_Extracted entries_:
Start

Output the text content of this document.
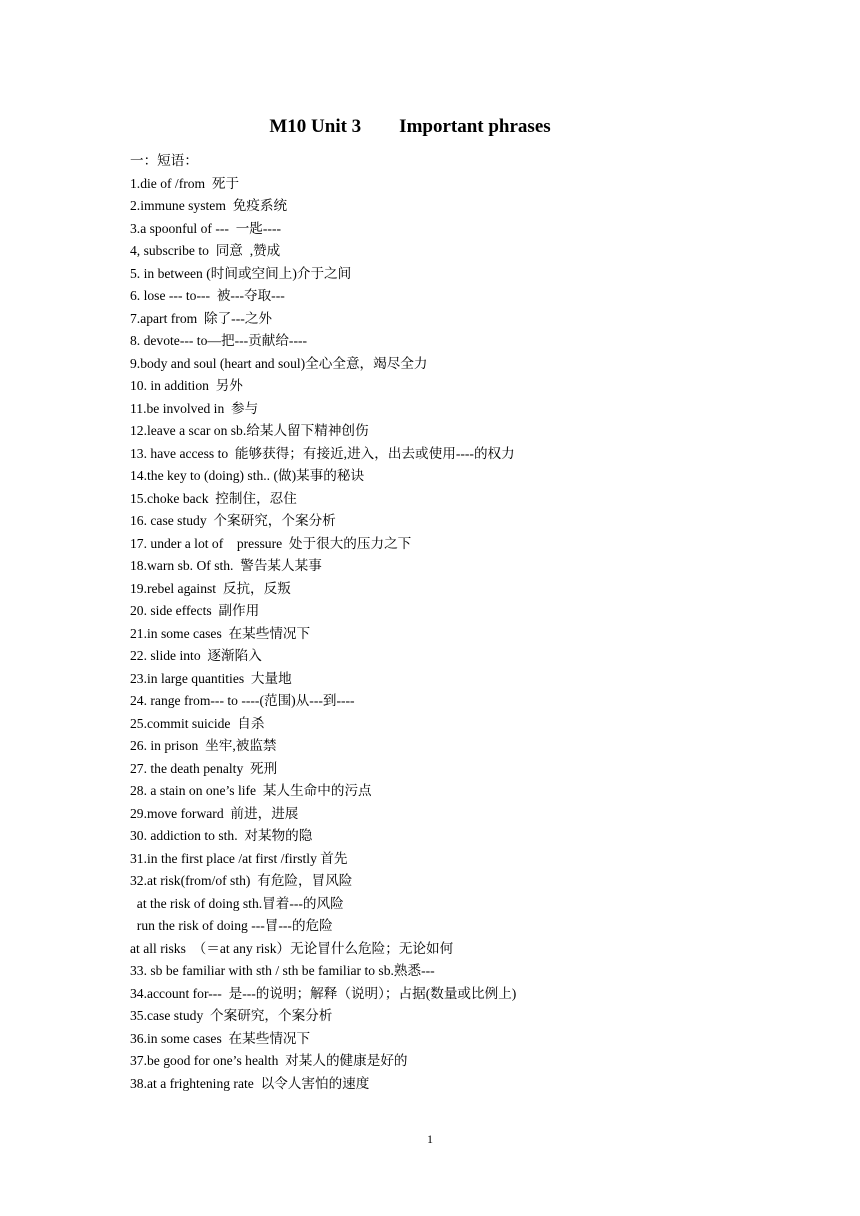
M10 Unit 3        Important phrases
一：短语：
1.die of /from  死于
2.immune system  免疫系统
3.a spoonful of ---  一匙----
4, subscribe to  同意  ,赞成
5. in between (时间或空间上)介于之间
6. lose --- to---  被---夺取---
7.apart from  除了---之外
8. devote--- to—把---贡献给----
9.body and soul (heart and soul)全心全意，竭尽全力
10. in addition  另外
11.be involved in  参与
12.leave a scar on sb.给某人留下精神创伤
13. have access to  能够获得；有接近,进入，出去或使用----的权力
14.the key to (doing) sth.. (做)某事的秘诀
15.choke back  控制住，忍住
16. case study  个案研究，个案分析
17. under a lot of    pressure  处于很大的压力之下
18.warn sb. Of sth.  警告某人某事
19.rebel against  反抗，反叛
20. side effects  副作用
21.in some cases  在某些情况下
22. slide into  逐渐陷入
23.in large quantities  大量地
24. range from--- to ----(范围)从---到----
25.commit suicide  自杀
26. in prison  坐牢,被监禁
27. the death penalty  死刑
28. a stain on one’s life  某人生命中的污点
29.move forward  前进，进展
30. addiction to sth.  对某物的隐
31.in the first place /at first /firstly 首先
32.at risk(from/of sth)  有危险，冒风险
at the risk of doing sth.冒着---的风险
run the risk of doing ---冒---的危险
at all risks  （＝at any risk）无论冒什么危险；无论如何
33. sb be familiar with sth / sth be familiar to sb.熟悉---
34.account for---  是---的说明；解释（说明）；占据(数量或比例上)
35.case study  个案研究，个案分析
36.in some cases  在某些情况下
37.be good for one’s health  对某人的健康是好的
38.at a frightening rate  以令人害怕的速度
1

End

_The task_: Your answer should be a single number: the count of lines holding the word "个案分析".

_Output of the exercise_: 2